▸ TASKS TO PERFORM
1) Please rewrite the paragraph of the canal text that begins "The lock walls are of concrete" as a short bulleted list that keeps its main facts.
2) Copy the canal text word for word, starting at "The canal is far" and ending at "of the river.".

▸ SUPPLIED TEXT
■ ■ ■ ■

A ship in passing up the canal is towed into the first lock at sea-level; the water is turned into the lock and in fifteen minutes the ship is raised 28 feet to the second lock; here the process is repeated and the ship rises to the third lock; then it is raised in this lock 28 feet to the level of the lake; it then steams into the lake, being just one and one-half hours going through the three locks. It passes on to the south locks and goes through them in one hour and a half. It then takes three hours for passage through all the six locks; this will leave from 7 to 9 hours to pass through the other parts of the canal, about 47 to 48 miles, or about 7 miles an hour. This of course is on the theory that everything works out without mishap and according to rule.
The lock walls are of concrete; the outside walls at Gatun are 50 feet thick, the center 60 feet thick. The side walls are, by plan, so reduced as to be 8 feet wide on top. The total bottom width of the twin locks is about 380 feet. The three sets of locks at Gatun make a concrete mass nearly 80 feet high, 380 feet wide and 3,000 feet long, less the lock spaces, tunnels, &c.
The canal is far from being a straight line across the isthmus; it makes many angles and yet does not coincide with the bed of the Chagres river. It is stated that the river crosses the canal many times between Gatun and where the Chagres enters the canal zone. It is evident that the canal does not entirely follow the line of the river.

■ ■ ■ ■

▸ RECORDED DATA
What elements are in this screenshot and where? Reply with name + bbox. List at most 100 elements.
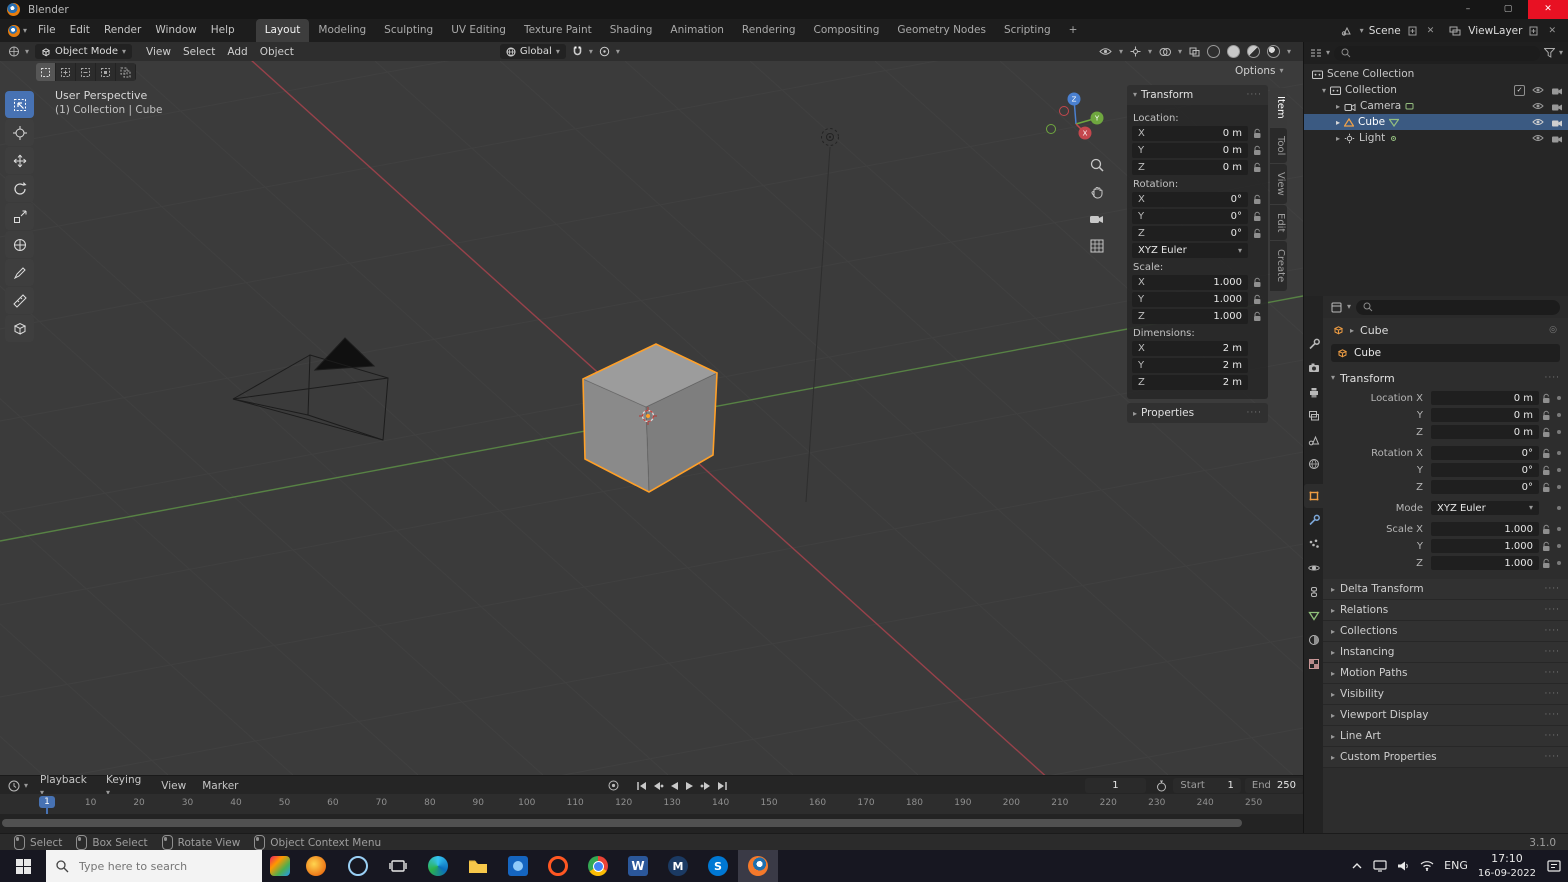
lock-icon[interactable]: [1250, 294, 1263, 305]
prev-keyframe-button[interactable]: [650, 778, 666, 793]
properties-section-header[interactable]: ▸ Line Art ····: [1323, 726, 1568, 747]
lock-icon[interactable]: [1250, 128, 1263, 139]
camera-view-button[interactable]: [1086, 208, 1108, 230]
shading-dropdown[interactable]: ▾: [1287, 47, 1291, 56]
render-camera-icon[interactable]: [1551, 134, 1563, 143]
lock-icon[interactable]: [1539, 393, 1552, 404]
edge-icon[interactable]: [418, 850, 458, 882]
tab-view-layer[interactable]: [1304, 404, 1324, 428]
frame-start-field[interactable]: Start 1: [1173, 778, 1241, 793]
select-mode-subtract[interactable]: [76, 63, 96, 81]
proportional-dropdown[interactable]: ▾: [616, 47, 620, 56]
tab-render[interactable]: [1304, 356, 1324, 380]
section-grip[interactable]: ····: [1545, 647, 1560, 657]
blender-taskbar-icon[interactable]: [738, 850, 778, 882]
hide-eye-icon[interactable]: [1532, 102, 1544, 110]
tab-tool[interactable]: [1304, 332, 1324, 356]
menu-item[interactable]: Render: [97, 19, 148, 42]
hidden-icons-chevron[interactable]: [1351, 862, 1363, 870]
select-mode-invert[interactable]: [96, 63, 116, 81]
animate-dot[interactable]: [1557, 544, 1561, 548]
horizontal-scrollbar[interactable]: [2, 819, 1242, 827]
value-field[interactable]: 1.000: [1431, 522, 1539, 536]
properties-section-header[interactable]: ▸ Relations ····: [1323, 600, 1568, 621]
tool-options-dropdown[interactable]: Options ▾: [1235, 65, 1284, 77]
menu-item[interactable]: Edit: [63, 19, 97, 42]
timeline-ruler[interactable]: 10 20 30 40 50 60 70 80 90 100 110 120 130 140 150 160 1…: [0, 794, 1303, 814]
workspace-tab[interactable]: Sculpting: [375, 19, 442, 42]
filter-icon[interactable]: [1543, 48, 1555, 58]
tab-material[interactable]: [1304, 628, 1324, 652]
tab-physics[interactable]: [1304, 556, 1324, 580]
lock-icon[interactable]: [1539, 482, 1552, 493]
network-icon[interactable]: [1420, 860, 1434, 872]
section-grip[interactable]: ····: [1545, 605, 1560, 615]
object-visibility-icon[interactable]: [1099, 47, 1112, 56]
rotation-mode-dropdown[interactable]: XYZ Euler ▾: [1132, 243, 1248, 258]
sidebar-tab[interactable]: Tool: [1270, 127, 1287, 164]
chevron-down-icon[interactable]: ▾: [1559, 49, 1563, 57]
scale-field[interactable]: X 1.000: [1132, 275, 1248, 290]
mendeley-icon[interactable]: M: [658, 850, 698, 882]
blender-menu-logo[interactable]: ▾: [8, 24, 27, 37]
lock-icon[interactable]: [1539, 448, 1552, 459]
properties-section-header[interactable]: ▸ Viewport Display ····: [1323, 705, 1568, 726]
lock-icon[interactable]: [1539, 427, 1552, 438]
play-reverse-button[interactable]: [666, 778, 682, 793]
proportional-editing-toggle[interactable]: [599, 46, 610, 57]
workspace-tab[interactable]: Modeling: [309, 19, 375, 42]
scale-tool[interactable]: [5, 203, 34, 230]
value-field[interactable]: 0 m: [1431, 408, 1539, 422]
section-grip[interactable]: ····: [1545, 626, 1560, 636]
menu-item[interactable]: Window: [148, 19, 203, 42]
zoom-button[interactable]: [1086, 154, 1108, 176]
view-menu[interactable]: View: [153, 780, 194, 792]
lock-icon[interactable]: [1250, 194, 1263, 205]
dimension-field[interactable]: X2 m: [1132, 341, 1248, 356]
transform-section-header[interactable]: ▾ Transform ····: [1323, 368, 1568, 388]
xray-toggle[interactable]: [1189, 47, 1200, 57]
navigation-gizmo[interactable]: Z Y X: [1040, 86, 1112, 158]
tab-particles[interactable]: [1304, 532, 1324, 556]
action-center-icon[interactable]: [1546, 859, 1562, 873]
visibility-dropdown[interactable]: ▾: [1119, 47, 1123, 56]
ortho-toggle-button[interactable]: [1086, 235, 1108, 257]
lock-icon[interactable]: [1250, 228, 1263, 239]
properties-section-header[interactable]: ▸ Motion Paths ····: [1323, 663, 1568, 684]
play-button[interactable]: [682, 778, 698, 793]
chevron-down-icon[interactable]: ▾: [1347, 303, 1351, 311]
value-field[interactable]: 0 m: [1431, 391, 1539, 405]
location-field[interactable]: Y0 m: [1132, 143, 1248, 158]
workspace-tab[interactable]: Compositing: [805, 19, 889, 42]
rotation-mode-dropdown[interactable]: XYZ Euler ▾: [1431, 501, 1539, 515]
rotation-field[interactable]: Y 0°: [1132, 209, 1248, 224]
outliner-row-camera[interactable]: ▸ Camera: [1304, 98, 1568, 114]
animate-dot[interactable]: [1557, 506, 1561, 510]
properties-section-header[interactable]: ▸ Collections ····: [1323, 621, 1568, 642]
new-viewlayer-button[interactable]: [1529, 26, 1539, 36]
sidebar-tab[interactable]: Item: [1270, 88, 1287, 127]
overlays-dropdown[interactable]: ▾: [1178, 47, 1182, 56]
snap-toggle[interactable]: [572, 46, 583, 57]
scale-field[interactable]: Y 1.000: [1132, 292, 1248, 307]
chevron-down-icon[interactable]: ▾: [25, 47, 29, 56]
section-grip[interactable]: ····: [1545, 689, 1560, 699]
section-grip[interactable]: ····: [1545, 752, 1560, 762]
tab-world[interactable]: [1304, 452, 1324, 476]
clock[interactable]: 17:10 16-09-2022: [1478, 852, 1536, 879]
editor-type-icon[interactable]: [8, 780, 20, 792]
taskbar-search-box[interactable]: [46, 850, 262, 882]
snap-settings-dropdown[interactable]: ▾: [589, 47, 593, 56]
editor-type-icon[interactable]: [8, 46, 21, 57]
task-view-icon[interactable]: [378, 850, 418, 882]
chevron-down-icon[interactable]: ▾: [1360, 26, 1364, 35]
viewport-menu-item[interactable]: View: [140, 46, 177, 58]
outliner-row-scene-collection[interactable]: Scene Collection: [1304, 66, 1568, 82]
viewlayer-name[interactable]: ViewLayer: [1468, 25, 1522, 37]
lock-icon[interactable]: [1250, 311, 1263, 322]
tab-object-data[interactable]: [1304, 604, 1324, 628]
rotation-field[interactable]: Z 0°: [1132, 226, 1248, 241]
chrome-icon[interactable]: [578, 850, 618, 882]
shading-rendered-button[interactable]: [1266, 45, 1280, 58]
scene-name[interactable]: Scene: [1369, 25, 1401, 37]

■ ■ ■ ■

▸ SOLUTION SET
1)
- The lock walls are made of concrete.
- At Gatun, the outside walls are 50 feet thick and the center wall is 60 feet thick.
- By plan, the side walls narrow to 8 feet wide at the top.
- The twin locks have a total bottom width of about 380 feet.
- The three sets of locks at Gatun form a concrete mass nearly 80 feet high, 380 feet wide and 3,000 feet long, minus the lock spaces, tunnels and similar openings.

2)
The canal is far from being a straight line across the isthmus; it makes many angles and yet does not coincide with the bed of the Chagres river. It is stated that the river crosses the canal many times between Gatun and where the Chagres enters the canal zone. It is evident that the canal does not entirely follow the line of the river.